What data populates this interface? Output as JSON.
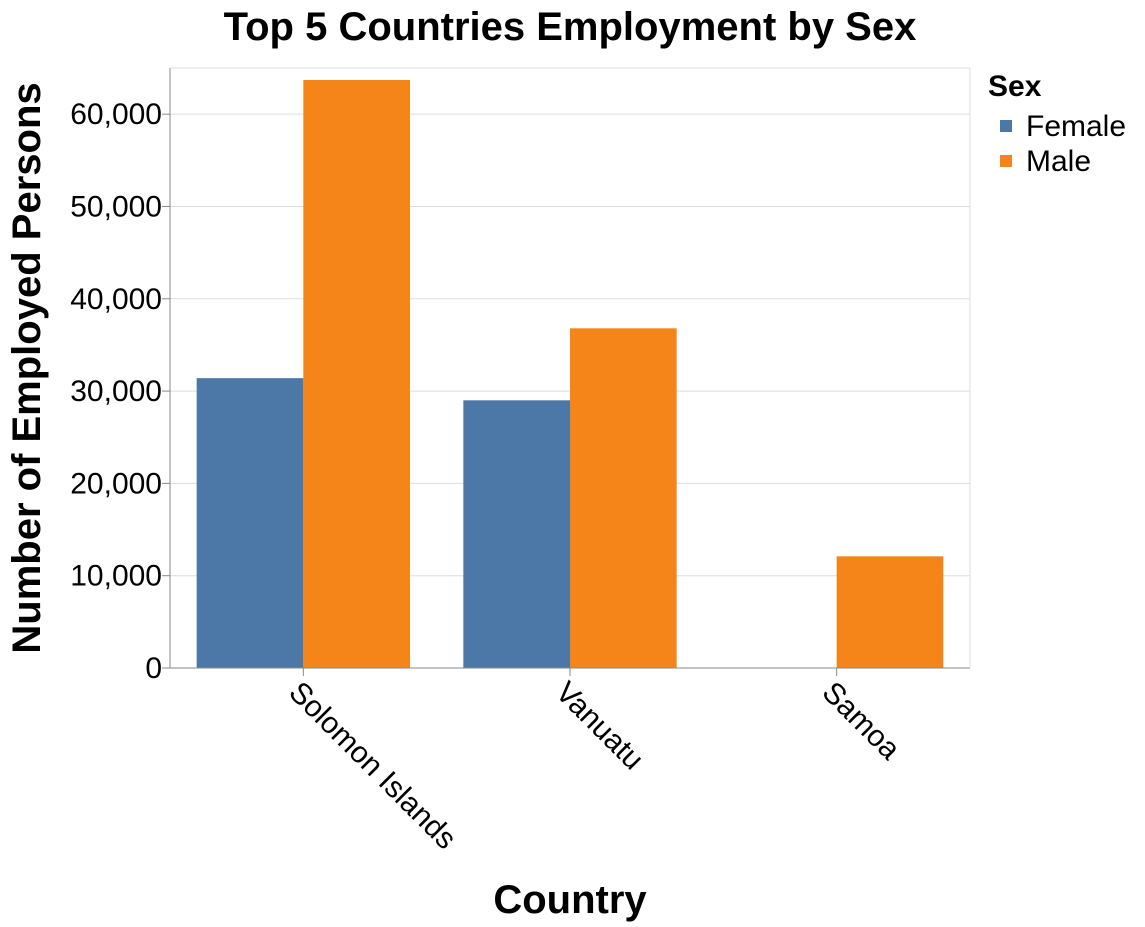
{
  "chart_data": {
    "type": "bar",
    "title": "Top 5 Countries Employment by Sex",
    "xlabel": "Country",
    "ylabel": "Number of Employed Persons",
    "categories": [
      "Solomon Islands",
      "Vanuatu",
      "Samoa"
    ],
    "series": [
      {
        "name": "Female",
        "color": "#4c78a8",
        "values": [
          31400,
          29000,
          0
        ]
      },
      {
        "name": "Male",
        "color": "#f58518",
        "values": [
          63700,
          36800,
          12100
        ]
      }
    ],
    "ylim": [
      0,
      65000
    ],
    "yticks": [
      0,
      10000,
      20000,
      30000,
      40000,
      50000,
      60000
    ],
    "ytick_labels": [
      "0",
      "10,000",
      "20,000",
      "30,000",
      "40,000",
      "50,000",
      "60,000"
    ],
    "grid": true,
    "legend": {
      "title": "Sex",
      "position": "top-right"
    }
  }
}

_ _ _ _

STATED EXERCISE. Count every line of the records that holds the string "title". Write only the total.

FINISHED TASK. 2